[begin Listed records]
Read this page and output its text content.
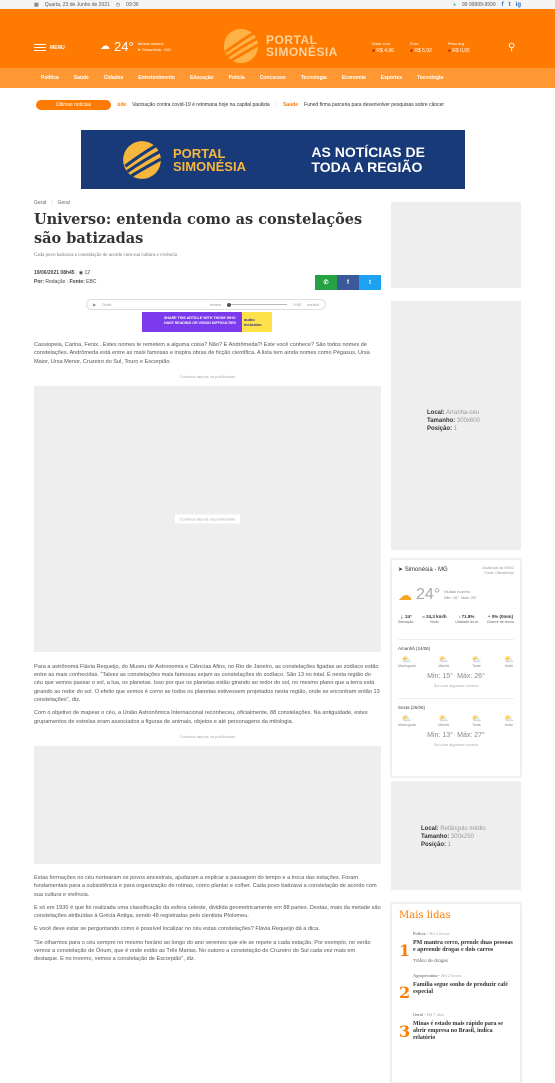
▦ Quarta, 23 de Junho de 2021 ◷ 09:36	● 99 99999-9999 f t ig
MENU	☁ 24° Muitas nuvens
➤ Simonésia - MG
PORTAL
SIMONÉSIA
Dólar com.
● R$ 4,96
Euro
● R$ 5,92
Peso Arg.
● R$ 0,05	⚲
Política	Saúde	Cidades	Entretenimento	Educação	Polícia	Concursos	Tecnologia	Economia	Esportes	Tecnologia
Últimas notícias	úde Vacinação contra covid-19 é retomana hoje na capital paulista | Saúde Funed firma parceria para desenvolver pesquisas sobre câncer
PORTAL
SIMONÉSIA
AS NOTÍCIAS DE
TODA A REGIÃO
Geral | Geral
Universo: entenda como as constelações são batizadas
Cada povo batizava a constelação de acordo com sua cultura e vivência
19/06/2021 08h45 | ◉ 12
Por: Redação | Fonte: EBC	✆	f	t
▶ Ouvir	entero	0:00 sonido
SHARE THIS ARTICLE WITH THOSE WHO HAVE READING OR VISION DIFFICULTIES
audio inclusion

Cassiopeia, Carina, Fenix...Estes nomes te remetem a alguma coisa? Não? E Andrômeda?! Este você conhece? São todos nomes de constelações. Andrômeda está entre as mais famosas e inspira obras de ficção científica. A lista tem ainda nomes como Pégasus, Ursa Maior, Ursa Menor, Cruzeiro do Sul, Touro e Escorpião.

Continua depois da publicidade
Continua depois da publicidade

Para a astrônoma Flávia Requeijo, do Museu de Astronomia e Ciências Afins, no Rio de Janeiro, as constelações ligadas ao zodíaco estão entre as mais conhecidas. "Talvez as constelações mais famosas sejam as constelações do zodíaco. São 13 no total. É nesta região do céu que vemos passar o sol, a lua, os planetas. Isso por que os planetas estão girando ao redor do sol, no mesmo plano que a terra está girando ao redor do sol. O efeito que vemos é como se todos os planetas estivessem projetados nesta região, onde se encontram então 13 constelações", diz.

Com o objetivo de mapear o céu, a União Astronômica Internacional reconheceu, oficialmente, 88 constelações. Na antiguidade, estes grupamentos de estrelas eram associados a figuras de animais, objetos e até personagens da mitologia.

Continua depois da publicidade

Estas formações no céu nortearam os povos ancestrais, ajudaram a explicar a passagem do tempo e a troca das estações. Foram fundamentais para a subsistência e para organização de rotinas, como plantar e colher. Cada povo batizava a constelação de acordo com sua cultura e vivência.

E só em 1930 é que foi realizada uma classificação da esfera celeste, dividida geometricamente em 88 partes. Destas, mais da metade são constelações atribuídas à Grécia Antiga, sendo 48 registradas pelo cientista Ptolomeu.

E você deve estar se perguntando como é possível localizar no céu estas constelações? Flávia Requeijo dá a dica.

"Se olharmos para o céu sempre no mesmo horário ao longo do ano veremos que ele se repete a cada estação. Por exemplo, no verão vemos a constelação de Órium, que é onde estão as Três Marias. No outono a constelação do Cruzeiro do Sul cada vez mais em destaque. E no inverno, vemos a constelação de Escorpião", diz.

Local: Arranha-céu
Tamanho: 300x600
Posição: 1
➤ Simonésia - MG	Atualizado às 09h22
Fonte: Climatempo
☁ 24° Muitas nuvens
Min: 16° Máx: 25°
🌡 24°
Sensação
≋ 24,3 km/h
Vento
◊ 71.8%
Umidade do ar
☂ 0% (0mm)
Chance de chuva
Amanhã (24/06)
⛅
Madrugada
⛅
Manhã
⛅
Tarde
⛅
Noite
Min: 15° Máx: 26°
Sol com algumas nuvens
Sexta (25/06)
⛅
Madrugada
⛅
Manhã
⛅
Tarde
⛅
Noite
Min: 13° Máx: 27°
Sol com algumas nuvens
Local: Retângulo médio
Tamanho: 300x250
Posição: 1
Mais lidas
1
Polícia - Há 2 horas
PM mantra cerco, prende duas pessoas e apreende drogas e dois carros
Tráfico de drogas
2
Agropecuária - Há 2 horas
Família segue sonho de produzir café especial
3
Geral - Há 7 dias
Minas é estado mais rápido para se abrir empresa no Brasil, indica relatório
[end Listed records]
Aim of the task -
Copy every record character for character. Skip the pictures.

Expected output -
Read this page and output its text content.
▦ Quarta, 23 de Junho de 2021 ◷ 09:36	● 99 99999-9999 f t ig
MENU	☁ 24° Muitas nuvens
➤ Simonésia - MG
PORTAL
SIMONÉSIA
Dólar com.
● R$ 4,96
Euro
● R$ 5,92
Peso Arg.
● R$ 0,05	⚲
Política	Saúde	Cidades	Entretenimento	Educação	Polícia	Concursos	Tecnologia	Economia	Esportes	Tecnologia
Últimas notícias	úde Vacinação contra covid-19 é retomana hoje na capital paulista | Saúde Funed firma parceria para desenvolver pesquisas sobre câncer
PORTAL
SIMONÉSIA
AS NOTÍCIAS DE
TODA A REGIÃO
Geral | Geral
Universo: entenda como as constelações são batizadas
Cada povo batizava a constelação de acordo com sua cultura e vivência
19/06/2021 08h45 | ◉ 12
Por: Redação | Fonte: EBC	✆	f	t
▶ Ouvir	entero	0:00 sonido
SHARE THIS ARTICLE WITH THOSE WHO HAVE READING OR VISION DIFFICULTIES
audio inclusion

Cassiopeia, Carina, Fenix...Estes nomes te remetem a alguma coisa? Não? E Andrômeda?! Este você conhece? São todos nomes de constelações. Andrômeda está entre as mais famosas e inspira obras de ficção científica. A lista tem ainda nomes como Pégasus, Ursa Maior, Ursa Menor, Cruzeiro do Sul, Touro e Escorpião.

Continua depois da publicidade
Continua depois da publicidade

Para a astrônoma Flávia Requeijo, do Museu de Astronomia e Ciências Afins, no Rio de Janeiro, as constelações ligadas ao zodíaco estão entre as mais conhecidas. "Talvez as constelações mais famosas sejam as constelações do zodíaco. São 13 no total. É nesta região do céu que vemos passar o sol, a lua, os planetas. Isso por que os planetas estão girando ao redor do sol, no mesmo plano que a terra está girando ao redor do sol. O efeito que vemos é como se todos os planetas estivessem projetados nesta região, onde se encontram então 13 constelações", diz.

Com o objetivo de mapear o céu, a União Astronômica Internacional reconheceu, oficialmente, 88 constelações. Na antiguidade, estes grupamentos de estrelas eram associados a figuras de animais, objetos e até personagens da mitologia.

Continua depois da publicidade

Estas formações no céu nortearam os povos ancestrais, ajudaram a explicar a passagem do tempo e a troca das estações. Foram fundamentais para a subsistência e para organização de rotinas, como plantar e colher. Cada povo batizava a constelação de acordo com sua cultura e vivência.

E só em 1930 é que foi realizada uma classificação da esfera celeste, dividida geometricamente em 88 partes. Destas, mais da metade são constelações atribuídas à Grécia Antiga, sendo 48 registradas pelo cientista Ptolomeu.

E você deve estar se perguntando como é possível localizar no céu estas constelações? Flávia Requeijo dá a dica.

"Se olharmos para o céu sempre no mesmo horário ao longo do ano veremos que ele se repete a cada estação. Por exemplo, no verão vemos a constelação de Órium, que é onde estão as Três Marias. No outono a constelação do Cruzeiro do Sul cada vez mais em destaque. E no inverno, vemos a constelação de Escorpião", diz.

Local: Arranha-céu
Tamanho: 300x600
Posição: 1
➤ Simonésia - MG	Atualizado às 09h22
Fonte: Climatempo
☁ 24° Muitas nuvens
Min: 16° Máx: 25°
🌡 24°
Sensação
≋ 24,3 km/h
Vento
◊ 71.8%
Umidade do ar
☂ 0% (0mm)
Chance de chuva
Amanhã (24/06)
⛅
Madrugada
⛅
Manhã
⛅
Tarde
⛅
Noite
Min: 15° Máx: 26°
Sol com algumas nuvens
Sexta (25/06)
⛅
Madrugada
⛅
Manhã
⛅
Tarde
⛅
Noite
Min: 13° Máx: 27°
Sol com algumas nuvens
Local: Retângulo médio
Tamanho: 300x250
Posição: 1
Mais lidas
1
Polícia - Há 2 horas
PM mantra cerco, prende duas pessoas e apreende drogas e dois carros
Tráfico de drogas
2
Agropecuária - Há 2 horas
Família segue sonho de produzir café especial
3
Geral - Há 7 dias
Minas é estado mais rápido para se abrir empresa no Brasil, indica relatório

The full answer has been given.